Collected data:
►

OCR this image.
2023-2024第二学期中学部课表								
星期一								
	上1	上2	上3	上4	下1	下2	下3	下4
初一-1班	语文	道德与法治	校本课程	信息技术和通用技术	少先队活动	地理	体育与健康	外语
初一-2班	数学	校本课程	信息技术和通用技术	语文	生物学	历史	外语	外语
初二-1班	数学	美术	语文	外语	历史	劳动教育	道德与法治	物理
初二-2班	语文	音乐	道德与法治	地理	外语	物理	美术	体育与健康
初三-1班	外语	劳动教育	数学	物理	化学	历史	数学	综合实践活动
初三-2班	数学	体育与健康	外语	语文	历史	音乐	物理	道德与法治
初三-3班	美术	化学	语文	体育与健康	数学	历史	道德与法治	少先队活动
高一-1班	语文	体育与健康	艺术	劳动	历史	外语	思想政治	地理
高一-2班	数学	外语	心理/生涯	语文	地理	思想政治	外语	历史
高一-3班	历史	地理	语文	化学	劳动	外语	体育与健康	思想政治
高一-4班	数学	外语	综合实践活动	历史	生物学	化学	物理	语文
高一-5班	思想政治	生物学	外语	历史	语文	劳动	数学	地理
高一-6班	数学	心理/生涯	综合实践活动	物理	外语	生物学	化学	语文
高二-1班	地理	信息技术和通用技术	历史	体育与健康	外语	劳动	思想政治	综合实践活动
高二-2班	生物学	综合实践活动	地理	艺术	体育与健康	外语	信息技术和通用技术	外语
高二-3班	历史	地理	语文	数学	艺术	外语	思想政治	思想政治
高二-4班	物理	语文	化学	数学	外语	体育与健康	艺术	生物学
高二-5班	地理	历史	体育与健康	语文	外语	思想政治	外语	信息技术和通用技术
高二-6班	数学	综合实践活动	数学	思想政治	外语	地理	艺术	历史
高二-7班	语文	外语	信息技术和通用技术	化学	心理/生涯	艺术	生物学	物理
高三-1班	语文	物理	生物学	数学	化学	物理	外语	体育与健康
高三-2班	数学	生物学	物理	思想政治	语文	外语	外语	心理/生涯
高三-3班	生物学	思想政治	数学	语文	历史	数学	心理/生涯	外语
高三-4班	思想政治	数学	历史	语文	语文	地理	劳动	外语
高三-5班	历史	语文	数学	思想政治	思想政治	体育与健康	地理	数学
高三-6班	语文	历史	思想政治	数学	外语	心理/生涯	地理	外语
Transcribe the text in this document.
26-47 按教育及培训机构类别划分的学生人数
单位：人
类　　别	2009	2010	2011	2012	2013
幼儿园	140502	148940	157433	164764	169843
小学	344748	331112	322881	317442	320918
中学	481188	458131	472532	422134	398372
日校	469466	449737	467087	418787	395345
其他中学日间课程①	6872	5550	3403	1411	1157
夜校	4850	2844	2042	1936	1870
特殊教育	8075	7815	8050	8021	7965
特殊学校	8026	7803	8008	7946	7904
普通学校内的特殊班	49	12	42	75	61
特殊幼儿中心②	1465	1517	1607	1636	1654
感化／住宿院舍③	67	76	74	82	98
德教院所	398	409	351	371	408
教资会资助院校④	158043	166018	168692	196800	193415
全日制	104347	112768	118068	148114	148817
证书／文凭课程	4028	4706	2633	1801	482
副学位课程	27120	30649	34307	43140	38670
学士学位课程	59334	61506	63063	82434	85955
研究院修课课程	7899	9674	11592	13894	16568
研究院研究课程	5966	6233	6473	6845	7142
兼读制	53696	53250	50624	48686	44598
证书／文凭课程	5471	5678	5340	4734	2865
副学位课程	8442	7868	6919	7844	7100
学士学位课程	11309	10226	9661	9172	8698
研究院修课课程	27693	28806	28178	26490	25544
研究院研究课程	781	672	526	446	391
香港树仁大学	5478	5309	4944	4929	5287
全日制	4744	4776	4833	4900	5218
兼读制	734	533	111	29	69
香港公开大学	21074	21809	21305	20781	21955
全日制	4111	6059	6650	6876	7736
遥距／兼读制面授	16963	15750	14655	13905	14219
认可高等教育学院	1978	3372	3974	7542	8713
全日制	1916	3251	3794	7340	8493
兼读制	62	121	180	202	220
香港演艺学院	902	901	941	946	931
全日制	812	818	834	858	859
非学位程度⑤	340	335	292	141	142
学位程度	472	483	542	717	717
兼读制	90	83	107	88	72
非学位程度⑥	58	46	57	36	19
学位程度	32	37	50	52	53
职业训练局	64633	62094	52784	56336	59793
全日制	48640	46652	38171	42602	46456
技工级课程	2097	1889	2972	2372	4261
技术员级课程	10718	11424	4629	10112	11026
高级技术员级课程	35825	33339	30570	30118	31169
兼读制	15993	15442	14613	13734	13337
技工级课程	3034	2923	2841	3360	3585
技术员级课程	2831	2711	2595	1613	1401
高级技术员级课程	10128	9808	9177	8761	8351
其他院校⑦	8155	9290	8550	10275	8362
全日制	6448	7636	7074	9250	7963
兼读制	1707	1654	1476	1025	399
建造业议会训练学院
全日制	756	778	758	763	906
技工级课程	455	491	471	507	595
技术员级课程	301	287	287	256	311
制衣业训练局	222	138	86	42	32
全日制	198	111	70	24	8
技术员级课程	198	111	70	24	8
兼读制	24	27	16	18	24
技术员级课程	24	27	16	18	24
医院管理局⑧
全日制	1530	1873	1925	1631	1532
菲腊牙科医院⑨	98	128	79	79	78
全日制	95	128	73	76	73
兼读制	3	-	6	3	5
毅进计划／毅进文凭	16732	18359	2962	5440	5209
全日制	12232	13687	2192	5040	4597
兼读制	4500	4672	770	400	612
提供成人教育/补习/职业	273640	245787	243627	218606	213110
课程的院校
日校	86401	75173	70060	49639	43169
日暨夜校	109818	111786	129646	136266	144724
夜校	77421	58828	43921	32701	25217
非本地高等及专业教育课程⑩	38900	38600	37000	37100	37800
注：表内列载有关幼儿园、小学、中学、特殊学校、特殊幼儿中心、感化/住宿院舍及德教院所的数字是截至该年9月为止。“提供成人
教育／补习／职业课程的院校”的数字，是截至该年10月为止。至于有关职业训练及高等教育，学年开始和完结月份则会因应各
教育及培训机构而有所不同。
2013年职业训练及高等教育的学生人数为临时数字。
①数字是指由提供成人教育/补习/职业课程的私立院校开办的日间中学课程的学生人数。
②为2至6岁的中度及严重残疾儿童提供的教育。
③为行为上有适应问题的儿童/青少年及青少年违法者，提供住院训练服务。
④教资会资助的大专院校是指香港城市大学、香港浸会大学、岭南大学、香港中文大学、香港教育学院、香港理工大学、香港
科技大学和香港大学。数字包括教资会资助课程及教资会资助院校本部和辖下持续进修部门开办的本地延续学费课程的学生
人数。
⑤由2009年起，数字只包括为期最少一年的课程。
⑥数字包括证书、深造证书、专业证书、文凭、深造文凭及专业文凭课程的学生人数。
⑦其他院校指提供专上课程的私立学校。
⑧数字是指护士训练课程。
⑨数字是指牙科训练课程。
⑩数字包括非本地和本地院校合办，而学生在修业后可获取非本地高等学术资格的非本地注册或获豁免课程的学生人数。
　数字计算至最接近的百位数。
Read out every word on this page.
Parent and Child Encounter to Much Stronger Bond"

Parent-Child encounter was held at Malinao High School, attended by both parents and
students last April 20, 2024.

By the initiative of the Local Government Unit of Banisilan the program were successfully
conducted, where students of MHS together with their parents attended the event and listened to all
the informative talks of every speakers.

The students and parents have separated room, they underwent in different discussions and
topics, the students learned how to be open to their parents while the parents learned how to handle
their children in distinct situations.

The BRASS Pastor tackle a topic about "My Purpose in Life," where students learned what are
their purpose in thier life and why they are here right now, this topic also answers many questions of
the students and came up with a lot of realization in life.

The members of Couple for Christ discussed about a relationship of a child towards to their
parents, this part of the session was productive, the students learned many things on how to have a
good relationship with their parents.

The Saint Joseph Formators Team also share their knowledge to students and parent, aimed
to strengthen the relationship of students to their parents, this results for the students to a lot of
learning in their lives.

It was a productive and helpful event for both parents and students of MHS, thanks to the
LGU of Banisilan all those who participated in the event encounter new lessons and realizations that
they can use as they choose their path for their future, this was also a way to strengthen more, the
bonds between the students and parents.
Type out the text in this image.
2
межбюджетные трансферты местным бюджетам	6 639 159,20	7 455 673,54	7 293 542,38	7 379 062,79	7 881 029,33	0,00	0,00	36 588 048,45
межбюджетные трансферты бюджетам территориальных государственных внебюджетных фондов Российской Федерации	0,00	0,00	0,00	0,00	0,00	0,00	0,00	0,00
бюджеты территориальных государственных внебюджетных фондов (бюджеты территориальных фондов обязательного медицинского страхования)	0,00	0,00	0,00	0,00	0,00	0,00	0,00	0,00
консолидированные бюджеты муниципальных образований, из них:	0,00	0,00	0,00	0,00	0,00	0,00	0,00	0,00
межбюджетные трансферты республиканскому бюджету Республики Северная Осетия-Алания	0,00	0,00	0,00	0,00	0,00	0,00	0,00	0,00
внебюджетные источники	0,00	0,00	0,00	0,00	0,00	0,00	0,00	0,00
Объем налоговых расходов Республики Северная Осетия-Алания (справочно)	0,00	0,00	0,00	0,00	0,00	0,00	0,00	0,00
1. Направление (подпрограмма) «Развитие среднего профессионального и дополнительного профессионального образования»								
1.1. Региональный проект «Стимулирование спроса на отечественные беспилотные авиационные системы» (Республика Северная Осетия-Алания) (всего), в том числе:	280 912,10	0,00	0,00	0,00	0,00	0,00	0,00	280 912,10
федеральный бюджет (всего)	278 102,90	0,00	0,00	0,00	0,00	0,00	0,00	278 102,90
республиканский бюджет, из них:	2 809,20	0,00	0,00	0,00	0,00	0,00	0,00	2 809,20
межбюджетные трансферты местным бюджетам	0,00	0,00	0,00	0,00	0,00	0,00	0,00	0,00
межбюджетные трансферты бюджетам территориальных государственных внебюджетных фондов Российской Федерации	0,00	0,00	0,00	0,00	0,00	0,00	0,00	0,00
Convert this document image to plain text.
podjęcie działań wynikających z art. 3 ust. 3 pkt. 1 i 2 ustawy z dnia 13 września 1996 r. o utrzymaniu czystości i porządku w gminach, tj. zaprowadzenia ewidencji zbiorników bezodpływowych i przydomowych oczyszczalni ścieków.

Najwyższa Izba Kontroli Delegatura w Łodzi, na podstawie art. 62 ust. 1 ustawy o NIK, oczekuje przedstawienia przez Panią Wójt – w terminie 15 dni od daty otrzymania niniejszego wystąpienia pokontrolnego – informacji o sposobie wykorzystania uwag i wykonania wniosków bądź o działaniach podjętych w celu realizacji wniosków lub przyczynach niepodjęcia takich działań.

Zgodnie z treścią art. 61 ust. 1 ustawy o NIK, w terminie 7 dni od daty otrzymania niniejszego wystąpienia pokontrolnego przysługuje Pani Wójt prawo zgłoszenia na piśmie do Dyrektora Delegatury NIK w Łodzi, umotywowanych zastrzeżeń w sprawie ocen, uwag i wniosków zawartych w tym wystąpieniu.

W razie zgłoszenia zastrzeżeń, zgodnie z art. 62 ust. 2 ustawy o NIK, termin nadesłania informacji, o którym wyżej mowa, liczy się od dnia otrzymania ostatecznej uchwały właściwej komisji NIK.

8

◄

Brief >> Which lines contain the word "特殊学校"? Copy each one.

Solution to the exercise >>
特殊学校	8026	7803	8008	7946	7904
注：表内列载有关幼儿园、小学、中学、特殊学校、特殊幼儿中心、感化/住宿院舍及德教院所的数字是截至该年9月为止。“提供成人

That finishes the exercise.